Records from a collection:

------

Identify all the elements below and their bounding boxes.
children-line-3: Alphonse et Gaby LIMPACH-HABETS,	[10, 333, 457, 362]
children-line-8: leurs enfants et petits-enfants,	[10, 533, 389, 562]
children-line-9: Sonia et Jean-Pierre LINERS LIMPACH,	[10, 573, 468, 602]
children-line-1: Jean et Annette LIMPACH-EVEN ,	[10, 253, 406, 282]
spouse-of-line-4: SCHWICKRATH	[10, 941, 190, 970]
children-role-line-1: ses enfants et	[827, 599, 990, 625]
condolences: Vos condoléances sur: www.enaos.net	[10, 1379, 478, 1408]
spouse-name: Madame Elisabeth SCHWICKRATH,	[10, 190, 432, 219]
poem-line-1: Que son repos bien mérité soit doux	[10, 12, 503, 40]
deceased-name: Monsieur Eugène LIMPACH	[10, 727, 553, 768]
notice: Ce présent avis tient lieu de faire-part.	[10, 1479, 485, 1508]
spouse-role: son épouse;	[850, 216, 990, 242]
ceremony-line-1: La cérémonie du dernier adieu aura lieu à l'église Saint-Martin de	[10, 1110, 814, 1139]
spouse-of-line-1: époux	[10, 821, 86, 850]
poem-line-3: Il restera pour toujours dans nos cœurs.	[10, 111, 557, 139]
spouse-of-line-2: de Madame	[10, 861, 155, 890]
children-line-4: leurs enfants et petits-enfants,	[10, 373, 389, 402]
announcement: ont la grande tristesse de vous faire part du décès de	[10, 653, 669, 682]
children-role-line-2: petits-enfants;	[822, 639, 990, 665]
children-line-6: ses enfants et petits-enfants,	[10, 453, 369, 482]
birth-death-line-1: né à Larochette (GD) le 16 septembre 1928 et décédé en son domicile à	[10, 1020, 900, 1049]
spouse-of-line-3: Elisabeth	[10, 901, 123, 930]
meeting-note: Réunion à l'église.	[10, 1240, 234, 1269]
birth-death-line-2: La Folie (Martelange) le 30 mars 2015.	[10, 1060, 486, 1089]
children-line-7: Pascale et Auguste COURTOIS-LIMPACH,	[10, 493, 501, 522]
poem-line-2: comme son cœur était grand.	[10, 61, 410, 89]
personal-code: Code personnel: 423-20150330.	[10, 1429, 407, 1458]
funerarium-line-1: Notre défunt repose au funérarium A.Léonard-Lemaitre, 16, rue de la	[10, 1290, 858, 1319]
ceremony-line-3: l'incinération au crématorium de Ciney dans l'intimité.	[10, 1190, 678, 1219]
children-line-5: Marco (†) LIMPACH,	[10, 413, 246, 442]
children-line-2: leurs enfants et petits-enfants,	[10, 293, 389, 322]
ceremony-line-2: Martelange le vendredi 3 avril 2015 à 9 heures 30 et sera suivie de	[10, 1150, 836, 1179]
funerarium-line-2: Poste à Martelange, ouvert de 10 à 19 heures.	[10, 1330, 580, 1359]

------

**What is expected**
Can you reproduce every line of the entries above verbatim?

**Task answer**
Identify all the elements below and their bounding boxes.
children-line-3: Alphonse et Gaby LIMPACH-HABETS,	[10, 333, 457, 362]
children-line-8: leurs enfants et petits-enfants,	[10, 533, 389, 562]
children-line-9: Sonia et Jean-Pierre LINERS LIMPACH,	[10, 573, 468, 602]
children-line-1: Jean et Annette LIMPACH-EVEN ,	[10, 253, 406, 282]
spouse-of-line-4: SCHWICKRATH	[10, 941, 190, 970]
children-role-line-1: ses enfants et	[827, 599, 990, 625]
condolences: Vos condoléances sur: www.enaos.net	[10, 1379, 478, 1408]
spouse-name: Madame Elisabeth SCHWICKRATH,	[10, 190, 432, 219]
poem-line-1: Que son repos bien mérité soit doux	[10, 12, 503, 40]
deceased-name: Monsieur Eugène LIMPACH	[10, 727, 553, 768]
notice: Ce présent avis tient lieu de faire-part.	[10, 1479, 485, 1508]
spouse-role: son épouse;	[850, 216, 990, 242]
ceremony-line-1: La cérémonie du dernier adieu aura lieu à l'église Saint-Martin de	[10, 1110, 814, 1139]
spouse-of-line-1: époux	[10, 821, 86, 850]
poem-line-3: Il restera pour toujours dans nos cœurs.	[10, 111, 557, 139]
spouse-of-line-2: de Madame	[10, 861, 155, 890]
children-line-4: leurs enfants et petits-enfants,	[10, 373, 389, 402]
announcement: ont la grande tristesse de vous faire part du décès de	[10, 653, 669, 682]
children-role-line-2: petits-enfants;	[822, 639, 990, 665]
children-line-6: ses enfants et petits-enfants,	[10, 453, 369, 482]
birth-death-line-1: né à Larochette (GD) le 16 septembre 1928 et décédé en son domicile à	[10, 1020, 900, 1049]
spouse-of-line-3: Elisabeth	[10, 901, 123, 930]
meeting-note: Réunion à l'église.	[10, 1240, 234, 1269]
birth-death-line-2: La Folie (Martelange) le 30 mars 2015.	[10, 1060, 486, 1089]
children-line-7: Pascale et Auguste COURTOIS-LIMPACH,	[10, 493, 501, 522]
poem-line-2: comme son cœur était grand.	[10, 61, 410, 89]
personal-code: Code personnel: 423-20150330.	[10, 1429, 407, 1458]
funerarium-line-1: Notre défunt repose au funérarium A.Léonard-Lemaitre, 16, rue de la	[10, 1290, 858, 1319]
ceremony-line-3: l'incinération au crématorium de Ciney dans l'intimité.	[10, 1190, 678, 1219]
children-line-5: Marco (†) LIMPACH,	[10, 413, 246, 442]
children-line-2: leurs enfants et petits-enfants,	[10, 293, 389, 322]
ceremony-line-2: Martelange le vendredi 3 avril 2015 à 9 heures 30 et sera suivie de	[10, 1150, 836, 1179]
funerarium-line-2: Poste à Martelange, ouvert de 10 à 19 heures.	[10, 1330, 580, 1359]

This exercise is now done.